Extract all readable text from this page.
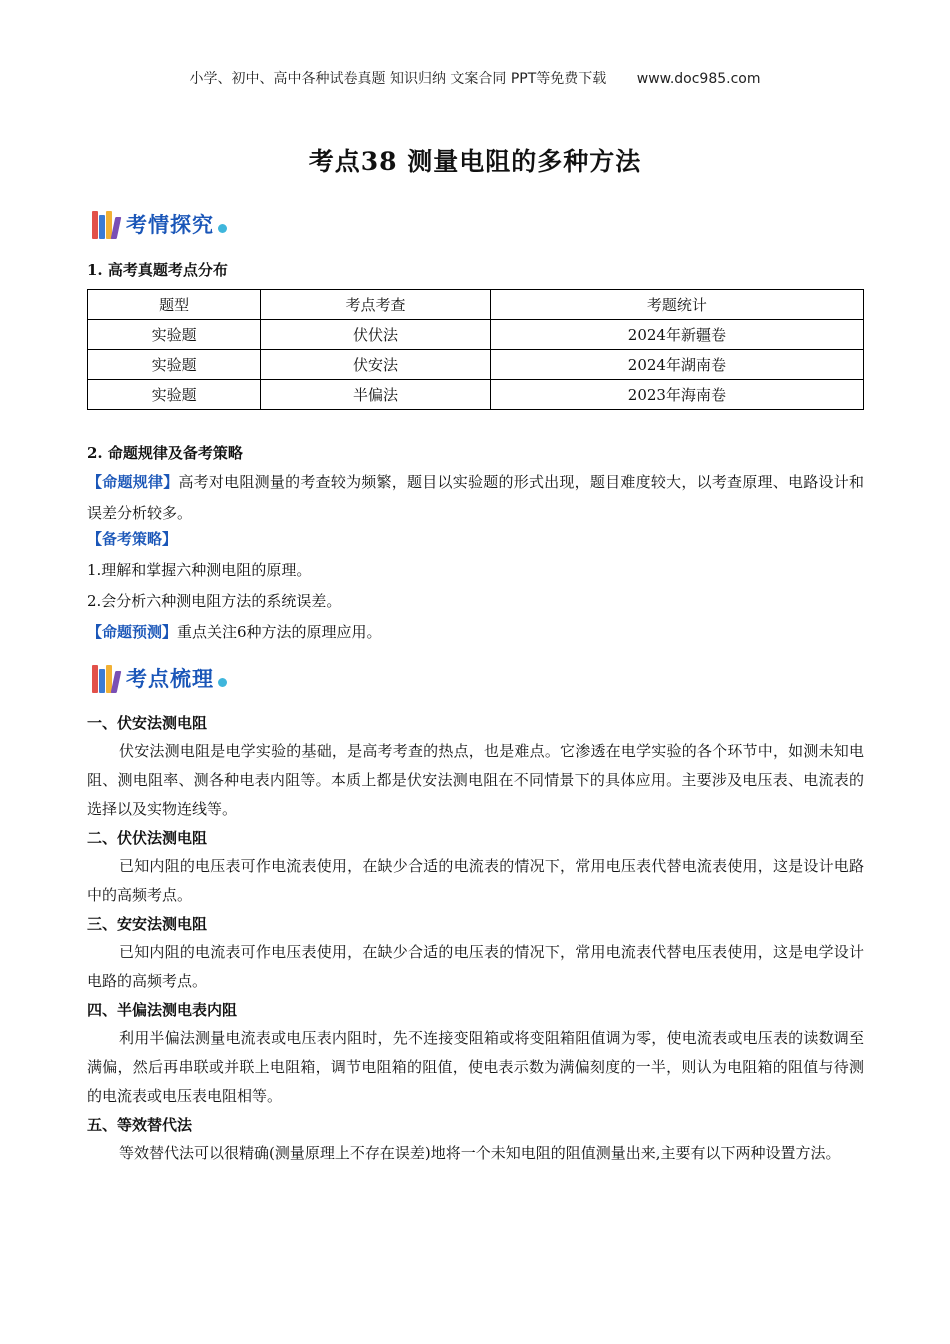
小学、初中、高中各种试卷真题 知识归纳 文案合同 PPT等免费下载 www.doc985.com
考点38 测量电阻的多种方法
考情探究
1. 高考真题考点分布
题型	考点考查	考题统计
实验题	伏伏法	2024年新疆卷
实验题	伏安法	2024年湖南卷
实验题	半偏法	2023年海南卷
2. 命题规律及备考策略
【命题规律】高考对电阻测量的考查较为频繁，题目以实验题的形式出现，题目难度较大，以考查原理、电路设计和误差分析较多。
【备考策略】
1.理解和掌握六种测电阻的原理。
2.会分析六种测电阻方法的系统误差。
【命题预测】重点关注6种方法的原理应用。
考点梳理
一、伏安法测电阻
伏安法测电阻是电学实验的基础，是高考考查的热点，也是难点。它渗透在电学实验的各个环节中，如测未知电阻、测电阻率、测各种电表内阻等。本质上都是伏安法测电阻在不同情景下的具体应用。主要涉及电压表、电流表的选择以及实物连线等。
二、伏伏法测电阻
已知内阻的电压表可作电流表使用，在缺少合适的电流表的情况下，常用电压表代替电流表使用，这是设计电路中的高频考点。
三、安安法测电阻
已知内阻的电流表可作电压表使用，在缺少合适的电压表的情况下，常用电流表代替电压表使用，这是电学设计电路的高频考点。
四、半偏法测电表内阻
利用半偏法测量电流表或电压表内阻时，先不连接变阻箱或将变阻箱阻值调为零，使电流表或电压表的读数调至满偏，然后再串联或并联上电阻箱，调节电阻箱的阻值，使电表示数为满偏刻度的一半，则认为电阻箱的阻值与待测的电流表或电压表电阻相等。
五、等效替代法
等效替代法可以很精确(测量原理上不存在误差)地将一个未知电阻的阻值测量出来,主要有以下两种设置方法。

···

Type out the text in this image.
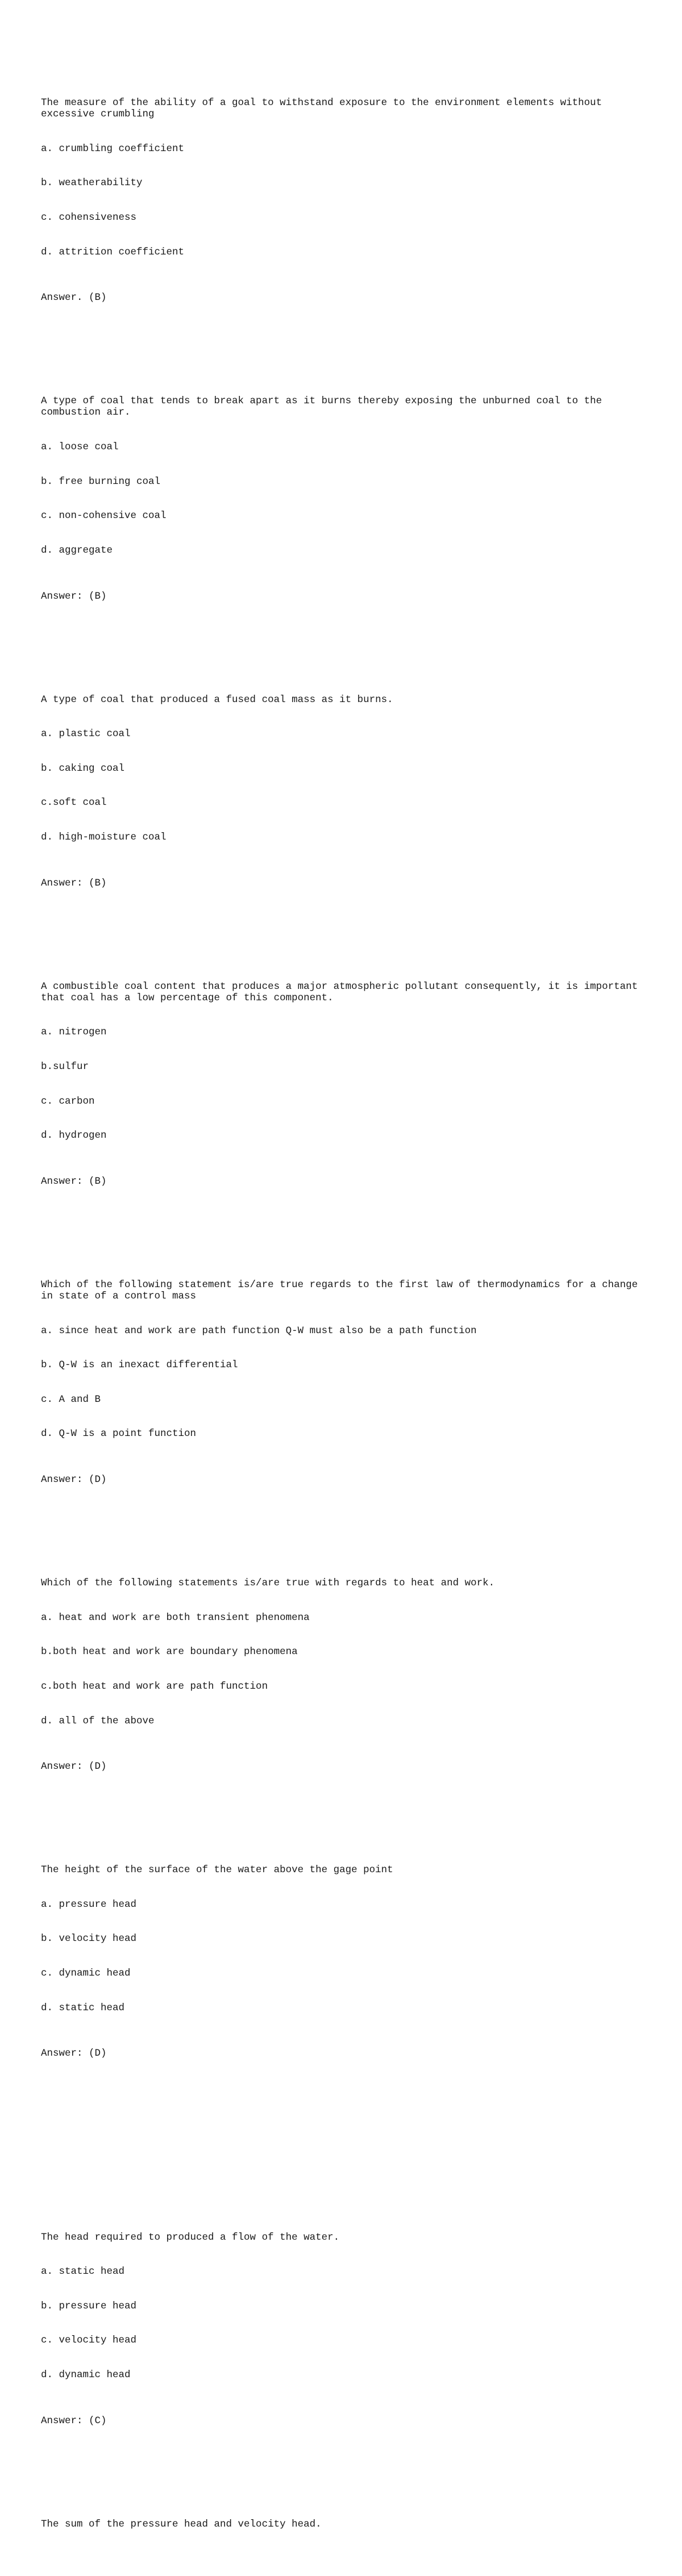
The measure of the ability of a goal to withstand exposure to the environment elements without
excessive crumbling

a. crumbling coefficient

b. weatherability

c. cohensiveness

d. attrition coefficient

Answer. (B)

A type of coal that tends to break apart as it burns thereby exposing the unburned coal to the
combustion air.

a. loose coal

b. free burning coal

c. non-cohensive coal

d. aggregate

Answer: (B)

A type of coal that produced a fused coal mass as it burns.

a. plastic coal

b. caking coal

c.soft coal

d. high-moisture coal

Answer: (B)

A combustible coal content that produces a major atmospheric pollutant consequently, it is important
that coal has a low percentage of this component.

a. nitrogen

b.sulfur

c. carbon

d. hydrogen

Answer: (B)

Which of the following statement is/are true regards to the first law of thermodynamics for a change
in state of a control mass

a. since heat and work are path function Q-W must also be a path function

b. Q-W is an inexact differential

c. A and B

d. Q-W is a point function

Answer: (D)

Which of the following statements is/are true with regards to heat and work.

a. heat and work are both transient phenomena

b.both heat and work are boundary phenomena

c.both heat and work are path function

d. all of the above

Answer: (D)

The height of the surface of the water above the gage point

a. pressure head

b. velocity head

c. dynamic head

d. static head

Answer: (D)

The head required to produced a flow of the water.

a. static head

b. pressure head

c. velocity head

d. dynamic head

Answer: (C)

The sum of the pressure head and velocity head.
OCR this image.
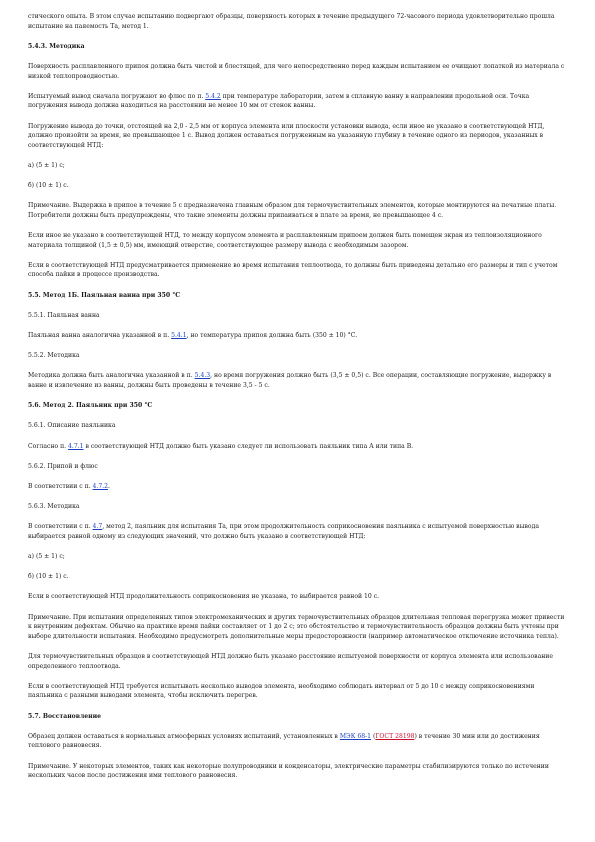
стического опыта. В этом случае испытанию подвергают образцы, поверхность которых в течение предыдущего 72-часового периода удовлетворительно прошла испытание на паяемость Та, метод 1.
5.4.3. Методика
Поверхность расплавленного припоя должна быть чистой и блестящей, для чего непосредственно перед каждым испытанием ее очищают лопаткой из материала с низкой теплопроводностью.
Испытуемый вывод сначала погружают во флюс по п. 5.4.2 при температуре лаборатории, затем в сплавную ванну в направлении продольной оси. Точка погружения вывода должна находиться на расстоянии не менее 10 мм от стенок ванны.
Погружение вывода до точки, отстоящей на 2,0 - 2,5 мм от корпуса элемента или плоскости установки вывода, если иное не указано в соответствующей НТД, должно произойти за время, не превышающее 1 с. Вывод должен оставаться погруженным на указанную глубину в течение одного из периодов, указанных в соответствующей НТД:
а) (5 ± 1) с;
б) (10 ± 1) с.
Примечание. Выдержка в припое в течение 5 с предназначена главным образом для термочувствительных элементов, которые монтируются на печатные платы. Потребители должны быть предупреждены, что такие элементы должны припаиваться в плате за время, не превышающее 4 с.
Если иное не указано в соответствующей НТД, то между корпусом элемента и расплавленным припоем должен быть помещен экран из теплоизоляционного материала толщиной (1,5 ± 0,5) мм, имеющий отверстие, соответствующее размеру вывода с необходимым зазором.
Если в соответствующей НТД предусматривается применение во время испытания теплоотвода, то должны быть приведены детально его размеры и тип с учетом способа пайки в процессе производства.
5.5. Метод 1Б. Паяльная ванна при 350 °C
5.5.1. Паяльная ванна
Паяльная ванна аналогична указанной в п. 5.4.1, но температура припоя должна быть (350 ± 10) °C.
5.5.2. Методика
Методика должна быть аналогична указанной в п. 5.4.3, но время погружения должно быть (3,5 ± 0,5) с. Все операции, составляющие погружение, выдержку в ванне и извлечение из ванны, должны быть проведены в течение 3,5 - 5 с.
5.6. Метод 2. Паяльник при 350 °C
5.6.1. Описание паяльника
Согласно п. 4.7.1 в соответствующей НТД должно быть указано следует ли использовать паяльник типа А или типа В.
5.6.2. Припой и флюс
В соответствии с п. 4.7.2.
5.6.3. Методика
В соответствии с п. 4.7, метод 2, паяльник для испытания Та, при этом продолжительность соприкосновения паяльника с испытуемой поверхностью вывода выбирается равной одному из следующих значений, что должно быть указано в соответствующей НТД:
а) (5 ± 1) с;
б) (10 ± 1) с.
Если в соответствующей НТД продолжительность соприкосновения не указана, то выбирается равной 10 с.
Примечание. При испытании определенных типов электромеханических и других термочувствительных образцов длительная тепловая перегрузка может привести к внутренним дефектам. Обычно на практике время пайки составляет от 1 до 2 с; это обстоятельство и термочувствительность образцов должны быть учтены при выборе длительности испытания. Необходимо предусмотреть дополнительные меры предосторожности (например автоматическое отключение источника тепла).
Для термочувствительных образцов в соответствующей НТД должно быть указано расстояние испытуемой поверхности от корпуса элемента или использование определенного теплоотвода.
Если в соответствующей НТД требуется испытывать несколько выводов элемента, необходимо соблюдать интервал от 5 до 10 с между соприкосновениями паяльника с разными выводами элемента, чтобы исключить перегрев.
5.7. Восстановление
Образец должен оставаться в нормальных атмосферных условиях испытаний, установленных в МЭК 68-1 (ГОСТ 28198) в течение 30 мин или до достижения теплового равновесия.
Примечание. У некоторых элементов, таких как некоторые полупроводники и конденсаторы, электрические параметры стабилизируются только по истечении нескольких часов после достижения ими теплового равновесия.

···

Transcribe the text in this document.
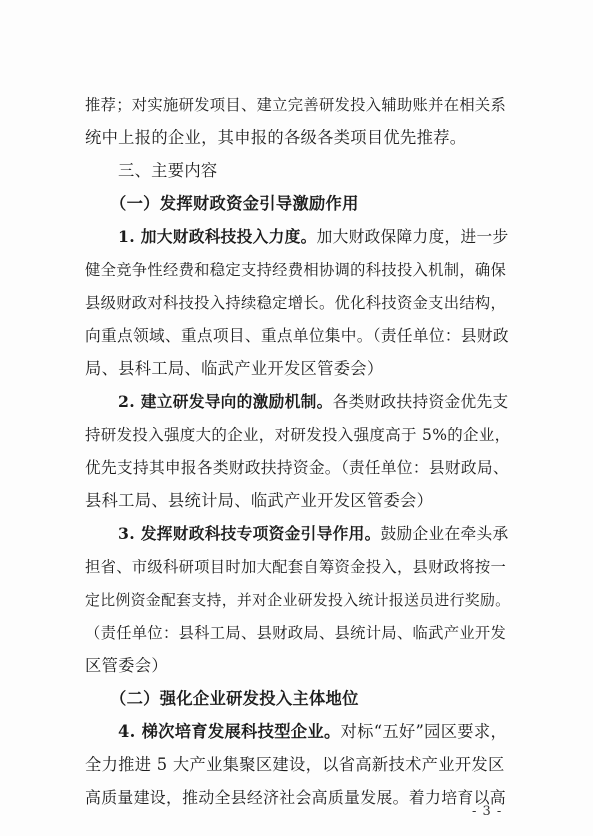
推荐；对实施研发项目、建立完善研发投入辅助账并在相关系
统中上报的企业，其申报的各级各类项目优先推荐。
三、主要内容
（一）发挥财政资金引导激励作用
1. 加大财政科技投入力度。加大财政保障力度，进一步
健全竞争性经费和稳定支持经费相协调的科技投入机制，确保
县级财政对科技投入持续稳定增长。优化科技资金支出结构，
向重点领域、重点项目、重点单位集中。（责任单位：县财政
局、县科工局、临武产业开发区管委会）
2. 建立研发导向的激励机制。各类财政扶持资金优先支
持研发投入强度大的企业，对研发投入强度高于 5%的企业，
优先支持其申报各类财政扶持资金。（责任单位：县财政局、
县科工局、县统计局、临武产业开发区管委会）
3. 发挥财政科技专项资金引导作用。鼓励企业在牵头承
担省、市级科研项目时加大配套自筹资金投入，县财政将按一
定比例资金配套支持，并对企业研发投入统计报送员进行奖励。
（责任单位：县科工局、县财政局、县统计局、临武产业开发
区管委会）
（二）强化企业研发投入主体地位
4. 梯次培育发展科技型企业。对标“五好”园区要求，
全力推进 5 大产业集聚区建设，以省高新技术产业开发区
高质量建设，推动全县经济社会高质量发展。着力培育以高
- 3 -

···

● What you are asked to do
Among the lines of the data, identify those with the word "velocity". Copy each of them.

● Correct response
b. velocity head
c. velocity head
The sum of the pressure head and velocity head.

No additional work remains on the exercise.